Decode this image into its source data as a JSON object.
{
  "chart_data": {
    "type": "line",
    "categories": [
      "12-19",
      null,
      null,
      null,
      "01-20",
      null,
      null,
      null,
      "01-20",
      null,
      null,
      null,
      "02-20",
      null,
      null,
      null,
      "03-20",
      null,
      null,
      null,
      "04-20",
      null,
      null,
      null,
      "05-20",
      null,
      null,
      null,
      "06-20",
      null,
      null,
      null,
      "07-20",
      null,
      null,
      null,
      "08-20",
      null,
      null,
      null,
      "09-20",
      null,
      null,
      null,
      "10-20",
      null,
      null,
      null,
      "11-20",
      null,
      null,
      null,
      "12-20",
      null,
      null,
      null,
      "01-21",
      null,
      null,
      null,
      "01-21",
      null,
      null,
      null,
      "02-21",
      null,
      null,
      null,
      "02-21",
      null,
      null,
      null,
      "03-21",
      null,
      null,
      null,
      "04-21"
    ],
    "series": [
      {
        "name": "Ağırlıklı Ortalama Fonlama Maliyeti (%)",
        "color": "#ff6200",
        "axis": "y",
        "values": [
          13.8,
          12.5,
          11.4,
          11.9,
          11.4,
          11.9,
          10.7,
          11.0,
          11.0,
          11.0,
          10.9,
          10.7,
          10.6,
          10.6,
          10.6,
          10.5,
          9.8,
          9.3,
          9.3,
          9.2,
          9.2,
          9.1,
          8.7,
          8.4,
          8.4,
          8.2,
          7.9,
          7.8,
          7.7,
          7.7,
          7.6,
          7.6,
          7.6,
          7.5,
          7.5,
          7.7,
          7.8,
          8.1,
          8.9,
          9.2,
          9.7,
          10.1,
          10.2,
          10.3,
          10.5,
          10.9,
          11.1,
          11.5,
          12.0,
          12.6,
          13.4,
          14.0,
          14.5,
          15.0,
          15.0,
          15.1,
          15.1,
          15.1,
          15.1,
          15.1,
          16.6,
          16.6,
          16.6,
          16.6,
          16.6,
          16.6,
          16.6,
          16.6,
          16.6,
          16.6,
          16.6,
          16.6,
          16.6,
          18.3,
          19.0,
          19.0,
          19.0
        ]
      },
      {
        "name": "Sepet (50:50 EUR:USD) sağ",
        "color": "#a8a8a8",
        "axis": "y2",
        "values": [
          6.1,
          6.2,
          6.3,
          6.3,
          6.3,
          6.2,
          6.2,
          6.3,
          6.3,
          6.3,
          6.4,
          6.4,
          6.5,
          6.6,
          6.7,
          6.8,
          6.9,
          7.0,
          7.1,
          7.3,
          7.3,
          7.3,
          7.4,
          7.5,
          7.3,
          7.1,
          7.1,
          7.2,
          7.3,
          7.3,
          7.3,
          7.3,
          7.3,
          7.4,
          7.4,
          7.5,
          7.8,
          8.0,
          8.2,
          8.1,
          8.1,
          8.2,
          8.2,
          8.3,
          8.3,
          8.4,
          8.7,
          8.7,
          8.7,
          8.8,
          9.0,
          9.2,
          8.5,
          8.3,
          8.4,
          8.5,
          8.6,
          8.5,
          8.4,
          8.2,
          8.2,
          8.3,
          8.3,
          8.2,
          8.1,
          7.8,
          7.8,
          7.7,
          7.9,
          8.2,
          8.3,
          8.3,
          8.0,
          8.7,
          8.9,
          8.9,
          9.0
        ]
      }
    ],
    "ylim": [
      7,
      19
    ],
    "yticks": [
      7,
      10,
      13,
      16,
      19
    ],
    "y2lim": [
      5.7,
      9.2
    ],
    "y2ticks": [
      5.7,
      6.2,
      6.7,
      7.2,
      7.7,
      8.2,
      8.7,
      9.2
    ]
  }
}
········
◆ What is required
Write out every entry above, word for word.

◆ Solution for this problem
Decode this image into its source data as a JSON object.
{
  "chart_data": {
    "type": "line",
    "categories": [
      "12-19",
      null,
      null,
      null,
      "01-20",
      null,
      null,
      null,
      "01-20",
      null,
      null,
      null,
      "02-20",
      null,
      null,
      null,
      "03-20",
      null,
      null,
      null,
      "04-20",
      null,
      null,
      null,
      "05-20",
      null,
      null,
      null,
      "06-20",
      null,
      null,
      null,
      "07-20",
      null,
      null,
      null,
      "08-20",
      null,
      null,
      null,
      "09-20",
      null,
      null,
      null,
      "10-20",
      null,
      null,
      null,
      "11-20",
      null,
      null,
      null,
      "12-20",
      null,
      null,
      null,
      "01-21",
      null,
      null,
      null,
      "01-21",
      null,
      null,
      null,
      "02-21",
      null,
      null,
      null,
      "02-21",
      null,
      null,
      null,
      "03-21",
      null,
      null,
      null,
      "04-21"
    ],
    "series": [
      {
        "name": "Ağırlıklı Ortalama Fonlama Maliyeti (%)",
        "color": "#ff6200",
        "axis": "y",
        "values": [
          13.8,
          12.5,
          11.4,
          11.9,
          11.4,
          11.9,
          10.7,
          11.0,
          11.0,
          11.0,
          10.9,
          10.7,
          10.6,
          10.6,
          10.6,
          10.5,
          9.8,
          9.3,
          9.3,
          9.2,
          9.2,
          9.1,
          8.7,
          8.4,
          8.4,
          8.2,
          7.9,
          7.8,
          7.7,
          7.7,
          7.6,
          7.6,
          7.6,
          7.5,
          7.5,
          7.7,
          7.8,
          8.1,
          8.9,
          9.2,
          9.7,
          10.1,
          10.2,
          10.3,
          10.5,
          10.9,
          11.1,
          11.5,
          12.0,
          12.6,
          13.4,
          14.0,
          14.5,
          15.0,
          15.0,
          15.1,
          15.1,
          15.1,
          15.1,
          15.1,
          16.6,
          16.6,
          16.6,
          16.6,
          16.6,
          16.6,
          16.6,
          16.6,
          16.6,
          16.6,
          16.6,
          16.6,
          16.6,
          18.3,
          19.0,
          19.0,
          19.0
        ]
      },
      {
        "name": "Sepet (50:50 EUR:USD) sağ",
        "color": "#a8a8a8",
        "axis": "y2",
        "values": [
          6.1,
          6.2,
          6.3,
          6.3,
          6.3,
          6.2,
          6.2,
          6.3,
          6.3,
          6.3,
          6.4,
          6.4,
          6.5,
          6.6,
          6.7,
          6.8,
          6.9,
          7.0,
          7.1,
          7.3,
          7.3,
          7.3,
          7.4,
          7.5,
          7.3,
          7.1,
          7.1,
          7.2,
          7.3,
          7.3,
          7.3,
          7.3,
          7.3,
          7.4,
          7.4,
          7.5,
          7.8,
          8.0,
          8.2,
          8.1,
          8.1,
          8.2,
          8.2,
          8.3,
          8.3,
          8.4,
          8.7,
          8.7,
          8.7,
          8.8,
          9.0,
          9.2,
          8.5,
          8.3,
          8.4,
          8.5,
          8.6,
          8.5,
          8.4,
          8.2,
          8.2,
          8.3,
          8.3,
          8.2,
          8.1,
          7.8,
          7.8,
          7.7,
          7.9,
          8.2,
          8.3,
          8.3,
          8.0,
          8.7,
          8.9,
          8.9,
          9.0
        ]
      }
    ],
    "ylim": [
      7,
      19
    ],
    "yticks": [
      7,
      10,
      13,
      16,
      19
    ],
    "y2lim": [
      5.7,
      9.2
    ],
    "y2ticks": [
      5.7,
      6.2,
      6.7,
      7.2,
      7.7,
      8.2,
      8.7,
      9.2
    ]
  }
}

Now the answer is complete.